[START OF Source material]

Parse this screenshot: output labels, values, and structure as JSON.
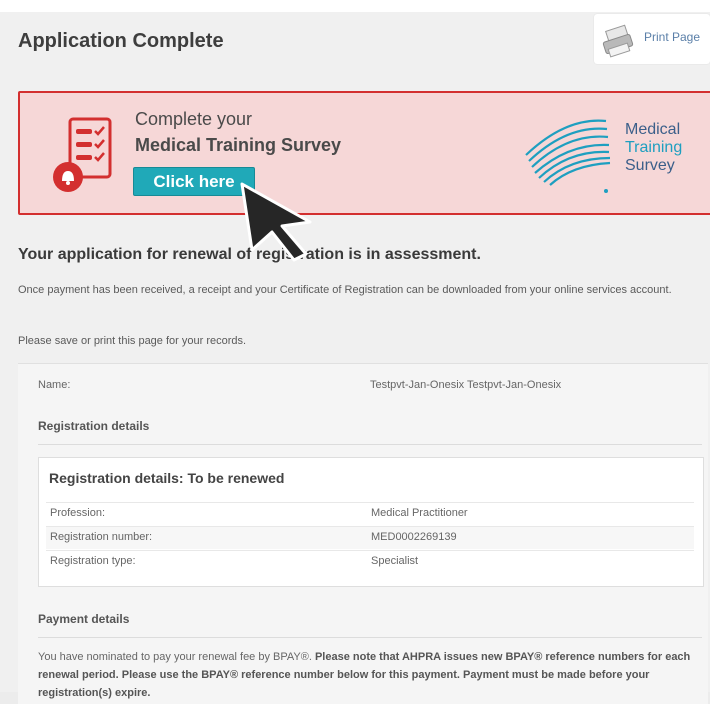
{
  "header": {
    "title": "Application Complete",
    "print_label": "Print Page"
  },
  "survey_banner": {
    "line1": "Complete your",
    "line2": "Medical Training Survey",
    "cta": "Click here",
    "logo_line1": "Medical",
    "logo_line2": "Training",
    "logo_line3": "Survey",
    "colors": {
      "border": "#d32f2f",
      "background": "#f6d7d7",
      "cta": "#20a9b8"
    }
  },
  "status": {
    "heading": "Your application for renewal of registration is in assessment.",
    "paragraph1": "Once payment has been received, a receipt and your Certificate of Registration can be downloaded from your online services account.",
    "paragraph2": "Please save or print this page for your records."
  },
  "details": {
    "name_label": "Name:",
    "name_value": "Testpvt-Jan-Onesix Testpvt-Jan-Onesix",
    "registration_section": "Registration details",
    "registration_box_title": "Registration details: To be renewed",
    "rows": [
      {
        "label": "Profession:",
        "value": "Medical Practitioner"
      },
      {
        "label": "Registration number:",
        "value": "MED0002269139"
      },
      {
        "label": "Registration type:",
        "value": "Specialist"
      }
    ]
  },
  "payment": {
    "section": "Payment details",
    "text_normal": "You have nominated to pay your renewal fee by BPAY®. ",
    "text_bold": "Please note that AHPRA issues new BPAY® reference numbers for each renewal period. Please use the BPAY® reference number below for this payment. Payment must be made before your registration(s) expire."
  }
}
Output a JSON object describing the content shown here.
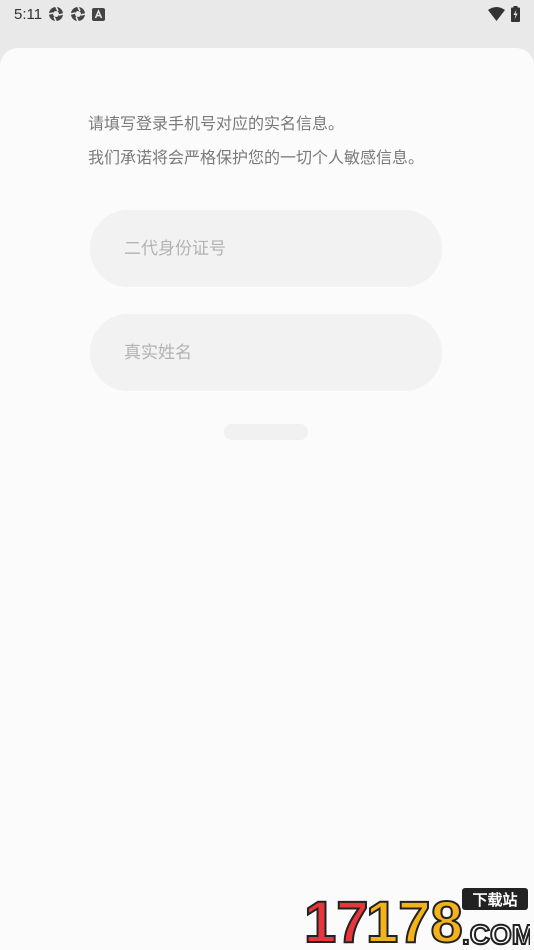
{
  "status_bar": {
    "time": "5:11",
    "left_icons": [
      "aperture-icon",
      "aperture-icon",
      "keyboard-a-icon"
    ],
    "right_icons": [
      "wifi-icon",
      "battery-charging-icon"
    ]
  },
  "form": {
    "notice_line1": "请填写登录手机号对应的实名信息。",
    "notice_line2": "我们承诺将会严格保护您的一切个人敏感信息。",
    "id_number": {
      "placeholder": "二代身份证号",
      "value": ""
    },
    "real_name": {
      "placeholder": "真实姓名",
      "value": ""
    }
  },
  "watermark": {
    "number": "17178",
    "site_label": "下载站",
    "domain_suffix": ".COM",
    "colors": {
      "red": "#e8363b",
      "yellow": "#f6b21b",
      "dark": "#222222"
    }
  }
}
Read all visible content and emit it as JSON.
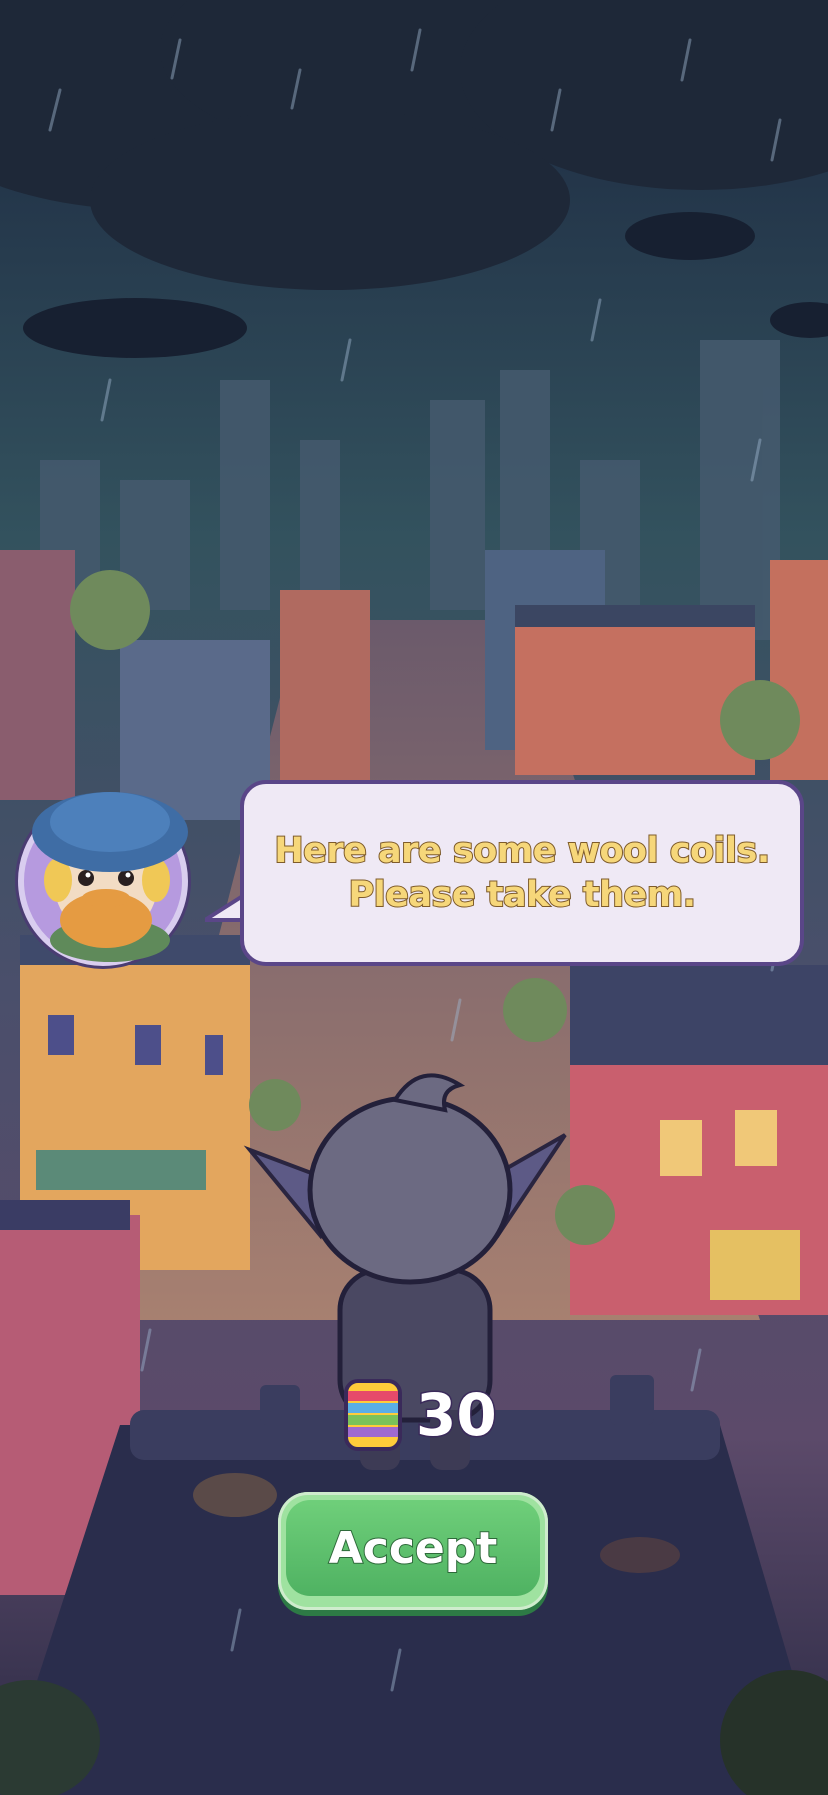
{
  "dialog": {
    "message": "Here are some wool coils.\nPlease take them.",
    "speaker_icon": "old-man-knitted-doll-icon"
  },
  "reward": {
    "icon": "wool-coil-stack-icon",
    "amount": "30"
  },
  "actions": {
    "accept_label": "Accept"
  },
  "colors": {
    "sky": "#2f3f55",
    "bubble_bg": "#efe9f5",
    "bubble_text": "#f6d77a",
    "button_green": "#5abf6b"
  }
}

[END OF Source material]

Copy every entry exactly as written. Pictures are excluded.

Output for this task —
Parse this screenshot: output labels, values, and structure as JSON.
{
  "header": {
    "title": "Application Complete",
    "print_label": "Print Page"
  },
  "survey_banner": {
    "line1": "Complete your",
    "line2": "Medical Training Survey",
    "cta": "Click here",
    "logo_line1": "Medical",
    "logo_line2": "Training",
    "logo_line3": "Survey",
    "colors": {
      "border": "#d32f2f",
      "background": "#f6d7d7",
      "cta": "#20a9b8"
    }
  },
  "status": {
    "heading": "Your application for renewal of registration is in assessment.",
    "paragraph1": "Once payment has been received, a receipt and your Certificate of Registration can be downloaded from your online services account.",
    "paragraph2": "Please save or print this page for your records."
  },
  "details": {
    "name_label": "Name:",
    "name_value": "Testpvt-Jan-Onesix Testpvt-Jan-Onesix",
    "registration_section": "Registration details",
    "registration_box_title": "Registration details: To be renewed",
    "rows": [
      {
        "label": "Profession:",
        "value": "Medical Practitioner"
      },
      {
        "label": "Registration number:",
        "value": "MED0002269139"
      },
      {
        "label": "Registration type:",
        "value": "Specialist"
      }
    ]
  },
  "payment": {
    "section": "Payment details",
    "text_normal": "You have nominated to pay your renewal fee by BPAY®. ",
    "text_bold": "Please note that AHPRA issues new BPAY® reference numbers for each renewal period. Please use the BPAY® reference number below for this payment. Payment must be made before your registration(s) expire."
  }
}
Output a JSON object describing the content shown here.
{
  "status_bar": {
    "time": "5:11",
    "left_icons": [
      "aperture-icon",
      "aperture-icon",
      "keyboard-a-icon"
    ],
    "right_icons": [
      "wifi-icon",
      "battery-charging-icon"
    ]
  },
  "form": {
    "notice_line1": "请填写登录手机号对应的实名信息。",
    "notice_line2": "我们承诺将会严格保护您的一切个人敏感信息。",
    "id_number": {
      "placeholder": "二代身份证号",
      "value": ""
    },
    "real_name": {
      "placeholder": "真实姓名",
      "value": ""
    }
  },
  "watermark": {
    "number": "17178",
    "site_label": "下载站",
    "domain_suffix": ".COM",
    "colors": {
      "red": "#e8363b",
      "yellow": "#f6b21b",
      "dark": "#222222"
    }
  }
}
Read all visible content and emit it as JSON.
{
  "dialog": {
    "message": "Here are some wool coils.\nPlease take them.",
    "speaker_icon": "old-man-knitted-doll-icon"
  },
  "reward": {
    "icon": "wool-coil-stack-icon",
    "amount": "30"
  },
  "actions": {
    "accept_label": "Accept"
  },
  "colors": {
    "sky": "#2f3f55",
    "bubble_bg": "#efe9f5",
    "bubble_text": "#f6d77a",
    "button_green": "#5abf6b"
  }
}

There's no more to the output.